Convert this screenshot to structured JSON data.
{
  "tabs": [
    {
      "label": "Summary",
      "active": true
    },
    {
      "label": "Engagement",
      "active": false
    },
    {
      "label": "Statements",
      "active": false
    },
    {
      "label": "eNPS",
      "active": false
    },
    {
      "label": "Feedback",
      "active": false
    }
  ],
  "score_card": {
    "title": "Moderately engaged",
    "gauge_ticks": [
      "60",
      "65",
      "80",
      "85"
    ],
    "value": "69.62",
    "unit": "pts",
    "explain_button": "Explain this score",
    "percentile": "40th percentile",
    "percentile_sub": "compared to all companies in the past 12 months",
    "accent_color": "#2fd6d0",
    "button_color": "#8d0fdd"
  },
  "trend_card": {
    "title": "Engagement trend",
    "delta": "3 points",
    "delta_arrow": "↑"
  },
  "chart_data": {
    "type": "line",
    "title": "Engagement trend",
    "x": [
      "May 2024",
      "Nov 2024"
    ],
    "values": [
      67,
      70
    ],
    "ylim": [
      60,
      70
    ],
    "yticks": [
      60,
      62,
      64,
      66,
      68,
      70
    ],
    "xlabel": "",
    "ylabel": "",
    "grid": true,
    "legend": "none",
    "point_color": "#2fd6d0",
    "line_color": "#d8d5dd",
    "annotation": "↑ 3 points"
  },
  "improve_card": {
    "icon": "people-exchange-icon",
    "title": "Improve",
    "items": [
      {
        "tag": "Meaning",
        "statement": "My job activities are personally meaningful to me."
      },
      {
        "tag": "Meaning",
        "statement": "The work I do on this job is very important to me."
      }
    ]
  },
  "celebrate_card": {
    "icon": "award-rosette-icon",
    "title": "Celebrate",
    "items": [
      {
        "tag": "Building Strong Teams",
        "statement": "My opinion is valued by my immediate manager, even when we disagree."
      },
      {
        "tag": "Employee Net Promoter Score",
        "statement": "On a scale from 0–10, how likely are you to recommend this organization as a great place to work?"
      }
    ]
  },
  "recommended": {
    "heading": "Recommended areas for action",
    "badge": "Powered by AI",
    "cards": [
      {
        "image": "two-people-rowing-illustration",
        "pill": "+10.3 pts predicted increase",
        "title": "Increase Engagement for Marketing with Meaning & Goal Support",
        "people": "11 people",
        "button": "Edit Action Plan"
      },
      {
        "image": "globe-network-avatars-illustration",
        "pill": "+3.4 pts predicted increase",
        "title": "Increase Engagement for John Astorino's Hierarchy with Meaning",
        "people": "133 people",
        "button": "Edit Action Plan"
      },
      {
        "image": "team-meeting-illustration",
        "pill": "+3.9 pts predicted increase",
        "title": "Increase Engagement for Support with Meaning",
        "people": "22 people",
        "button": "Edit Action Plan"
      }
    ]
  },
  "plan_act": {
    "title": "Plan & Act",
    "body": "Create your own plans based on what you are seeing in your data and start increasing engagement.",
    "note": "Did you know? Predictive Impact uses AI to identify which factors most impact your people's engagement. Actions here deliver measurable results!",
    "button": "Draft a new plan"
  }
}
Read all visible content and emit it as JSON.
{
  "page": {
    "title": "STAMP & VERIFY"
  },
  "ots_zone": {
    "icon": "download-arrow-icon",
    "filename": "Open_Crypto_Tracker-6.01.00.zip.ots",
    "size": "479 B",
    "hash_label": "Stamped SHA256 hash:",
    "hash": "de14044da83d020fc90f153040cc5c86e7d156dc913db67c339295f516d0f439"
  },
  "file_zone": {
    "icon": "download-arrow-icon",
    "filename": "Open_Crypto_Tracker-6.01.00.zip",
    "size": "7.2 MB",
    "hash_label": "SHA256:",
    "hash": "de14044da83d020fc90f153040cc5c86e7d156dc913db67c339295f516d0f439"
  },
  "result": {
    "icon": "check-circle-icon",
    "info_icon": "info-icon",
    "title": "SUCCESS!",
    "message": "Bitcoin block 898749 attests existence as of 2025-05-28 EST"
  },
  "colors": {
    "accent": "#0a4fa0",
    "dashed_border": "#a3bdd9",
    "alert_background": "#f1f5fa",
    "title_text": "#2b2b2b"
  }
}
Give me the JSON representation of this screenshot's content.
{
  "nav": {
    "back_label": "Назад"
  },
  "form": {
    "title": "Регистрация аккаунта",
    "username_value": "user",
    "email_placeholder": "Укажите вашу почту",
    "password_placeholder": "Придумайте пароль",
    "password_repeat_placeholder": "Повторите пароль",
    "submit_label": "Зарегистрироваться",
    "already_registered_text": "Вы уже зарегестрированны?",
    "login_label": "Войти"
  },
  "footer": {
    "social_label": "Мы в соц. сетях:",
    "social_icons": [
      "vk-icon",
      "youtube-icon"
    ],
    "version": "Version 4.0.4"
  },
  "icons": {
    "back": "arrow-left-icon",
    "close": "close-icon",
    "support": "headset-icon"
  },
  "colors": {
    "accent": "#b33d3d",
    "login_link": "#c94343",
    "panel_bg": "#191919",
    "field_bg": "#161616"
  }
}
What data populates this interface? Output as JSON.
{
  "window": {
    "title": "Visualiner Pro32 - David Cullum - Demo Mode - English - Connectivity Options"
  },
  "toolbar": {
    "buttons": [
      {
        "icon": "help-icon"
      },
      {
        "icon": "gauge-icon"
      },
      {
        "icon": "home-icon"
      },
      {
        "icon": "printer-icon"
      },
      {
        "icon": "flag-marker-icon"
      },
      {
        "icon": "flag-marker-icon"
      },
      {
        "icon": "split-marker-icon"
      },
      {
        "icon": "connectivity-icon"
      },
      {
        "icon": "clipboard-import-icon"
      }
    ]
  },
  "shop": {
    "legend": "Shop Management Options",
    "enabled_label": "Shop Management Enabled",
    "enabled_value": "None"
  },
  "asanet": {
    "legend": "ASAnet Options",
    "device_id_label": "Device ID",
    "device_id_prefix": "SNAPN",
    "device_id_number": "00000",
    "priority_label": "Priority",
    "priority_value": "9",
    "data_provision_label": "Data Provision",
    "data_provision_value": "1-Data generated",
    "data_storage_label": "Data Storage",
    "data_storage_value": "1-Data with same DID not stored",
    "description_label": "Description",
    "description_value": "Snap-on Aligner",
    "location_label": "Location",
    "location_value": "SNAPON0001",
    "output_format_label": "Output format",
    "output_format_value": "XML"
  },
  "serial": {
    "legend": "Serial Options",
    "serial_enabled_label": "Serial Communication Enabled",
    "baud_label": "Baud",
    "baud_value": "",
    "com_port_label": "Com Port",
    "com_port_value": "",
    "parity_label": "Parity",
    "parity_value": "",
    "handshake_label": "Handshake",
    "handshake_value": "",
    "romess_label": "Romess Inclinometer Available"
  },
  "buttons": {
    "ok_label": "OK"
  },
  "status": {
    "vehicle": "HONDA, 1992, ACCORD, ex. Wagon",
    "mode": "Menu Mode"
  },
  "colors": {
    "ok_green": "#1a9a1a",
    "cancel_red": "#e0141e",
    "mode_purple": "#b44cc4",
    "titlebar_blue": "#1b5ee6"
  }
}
########
▶ [Exercise brief]: Write out every line exactly as it stands.

▶ [Response to this task]:
Convert this screenshot to structured JSON data.
{
  "tabs": [
    {
      "label": "Summary",
      "active": true
    },
    {
      "label": "Engagement",
      "active": false
    },
    {
      "label": "Statements",
      "active": false
    },
    {
      "label": "eNPS",
      "active": false
    },
    {
      "label": "Feedback",
      "active": false
    }
  ],
  "score_card": {
    "title": "Moderately engaged",
    "gauge_ticks": [
      "60",
      "65",
      "80",
      "85"
    ],
    "value": "69.62",
    "unit": "pts",
    "explain_button": "Explain this score",
    "percentile": "40th percentile",
    "percentile_sub": "compared to all companies in the past 12 months",
    "accent_color": "#2fd6d0",
    "button_color": "#8d0fdd"
  },
  "trend_card": {
    "title": "Engagement trend",
    "delta": "3 points",
    "delta_arrow": "↑"
  },
  "chart_data": {
    "type": "line",
    "title": "Engagement trend",
    "x": [
      "May 2024",
      "Nov 2024"
    ],
    "values": [
      67,
      70
    ],
    "ylim": [
      60,
      70
    ],
    "yticks": [
      60,
      62,
      64,
      66,
      68,
      70
    ],
    "xlabel": "",
    "ylabel": "",
    "grid": true,
    "legend": "none",
    "point_color": "#2fd6d0",
    "line_color": "#d8d5dd",
    "annotation": "↑ 3 points"
  },
  "improve_card": {
    "icon": "people-exchange-icon",
    "title": "Improve",
    "items": [
      {
        "tag": "Meaning",
        "statement": "My job activities are personally meaningful to me."
      },
      {
        "tag": "Meaning",
        "statement": "The work I do on this job is very important to me."
      }
    ]
  },
  "celebrate_card": {
    "icon": "award-rosette-icon",
    "title": "Celebrate",
    "items": [
      {
        "tag": "Building Strong Teams",
        "statement": "My opinion is valued by my immediate manager, even when we disagree."
      },
      {
        "tag": "Employee Net Promoter Score",
        "statement": "On a scale from 0–10, how likely are you to recommend this organization as a great place to work?"
      }
    ]
  },
  "recommended": {
    "heading": "Recommended areas for action",
    "badge": "Powered by AI",
    "cards": [
      {
        "image": "two-people-rowing-illustration",
        "pill": "+10.3 pts predicted increase",
        "title": "Increase Engagement for Marketing with Meaning & Goal Support",
        "people": "11 people",
        "button": "Edit Action Plan"
      },
      {
        "image": "globe-network-avatars-illustration",
        "pill": "+3.4 pts predicted increase",
        "title": "Increase Engagement for John Astorino's Hierarchy with Meaning",
        "people": "133 people",
        "button": "Edit Action Plan"
      },
      {
        "image": "team-meeting-illustration",
        "pill": "+3.9 pts predicted increase",
        "title": "Increase Engagement for Support with Meaning",
        "people": "22 people",
        "button": "Edit Action Plan"
      }
    ]
  },
  "plan_act": {
    "title": "Plan & Act",
    "body": "Create your own plans based on what you are seeing in your data and start increasing engagement.",
    "note": "Did you know? Predictive Impact uses AI to identify which factors most impact your people's engagement. Actions here deliver measurable results!",
    "button": "Draft a new plan"
  }
}
Read all visible content and emit it as JSON.
{
  "page": {
    "title": "STAMP & VERIFY"
  },
  "ots_zone": {
    "icon": "download-arrow-icon",
    "filename": "Open_Crypto_Tracker-6.01.00.zip.ots",
    "size": "479 B",
    "hash_label": "Stamped SHA256 hash:",
    "hash": "de14044da83d020fc90f153040cc5c86e7d156dc913db67c339295f516d0f439"
  },
  "file_zone": {
    "icon": "download-arrow-icon",
    "filename": "Open_Crypto_Tracker-6.01.00.zip",
    "size": "7.2 MB",
    "hash_label": "SHA256:",
    "hash": "de14044da83d020fc90f153040cc5c86e7d156dc913db67c339295f516d0f439"
  },
  "result": {
    "icon": "check-circle-icon",
    "info_icon": "info-icon",
    "title": "SUCCESS!",
    "message": "Bitcoin block 898749 attests existence as of 2025-05-28 EST"
  },
  "colors": {
    "accent": "#0a4fa0",
    "dashed_border": "#a3bdd9",
    "alert_background": "#f1f5fa",
    "title_text": "#2b2b2b"
  }
}
Give me the JSON representation of this screenshot's content.
{
  "nav": {
    "back_label": "Назад"
  },
  "form": {
    "title": "Регистрация аккаунта",
    "username_value": "user",
    "email_placeholder": "Укажите вашу почту",
    "password_placeholder": "Придумайте пароль",
    "password_repeat_placeholder": "Повторите пароль",
    "submit_label": "Зарегистрироваться",
    "already_registered_text": "Вы уже зарегестрированны?",
    "login_label": "Войти"
  },
  "footer": {
    "social_label": "Мы в соц. сетях:",
    "social_icons": [
      "vk-icon",
      "youtube-icon"
    ],
    "version": "Version 4.0.4"
  },
  "icons": {
    "back": "arrow-left-icon",
    "close": "close-icon",
    "support": "headset-icon"
  },
  "colors": {
    "accent": "#b33d3d",
    "login_link": "#c94343",
    "panel_bg": "#191919",
    "field_bg": "#161616"
  }
}
What data populates this interface? Output as JSON.
{
  "window": {
    "title": "Visualiner Pro32 - David Cullum - Demo Mode - English - Connectivity Options"
  },
  "toolbar": {
    "buttons": [
      {
        "icon": "help-icon"
      },
      {
        "icon": "gauge-icon"
      },
      {
        "icon": "home-icon"
      },
      {
        "icon": "printer-icon"
      },
      {
        "icon": "flag-marker-icon"
      },
      {
        "icon": "flag-marker-icon"
      },
      {
        "icon": "split-marker-icon"
      },
      {
        "icon": "connectivity-icon"
      },
      {
        "icon": "clipboard-import-icon"
      }
    ]
  },
  "shop": {
    "legend": "Shop Management Options",
    "enabled_label": "Shop Management Enabled",
    "enabled_value": "None"
  },
  "asanet": {
    "legend": "ASAnet Options",
    "device_id_label": "Device ID",
    "device_id_prefix": "SNAPN",
    "device_id_number": "00000",
    "priority_label": "Priority",
    "priority_value": "9",
    "data_provision_label": "Data Provision",
    "data_provision_value": "1-Data generated",
    "data_storage_label": "Data Storage",
    "data_storage_value": "1-Data with same DID not stored",
    "description_label": "Description",
    "description_value": "Snap-on Aligner",
    "location_label": "Location",
    "location_value": "SNAPON0001",
    "output_format_label": "Output format",
    "output_format_value": "XML"
  },
  "serial": {
    "legend": "Serial Options",
    "serial_enabled_label": "Serial Communication Enabled",
    "baud_label": "Baud",
    "baud_value": "",
    "com_port_label": "Com Port",
    "com_port_value": "",
    "parity_label": "Parity",
    "parity_value": "",
    "handshake_label": "Handshake",
    "handshake_value": "",
    "romess_label": "Romess Inclinometer Available"
  },
  "buttons": {
    "ok_label": "OK"
  },
  "status": {
    "vehicle": "HONDA, 1992, ACCORD, ex. Wagon",
    "mode": "Menu Mode"
  },
  "colors": {
    "ok_green": "#1a9a1a",
    "cancel_red": "#e0141e",
    "mode_purple": "#b44cc4",
    "titlebar_blue": "#1b5ee6"
  }
}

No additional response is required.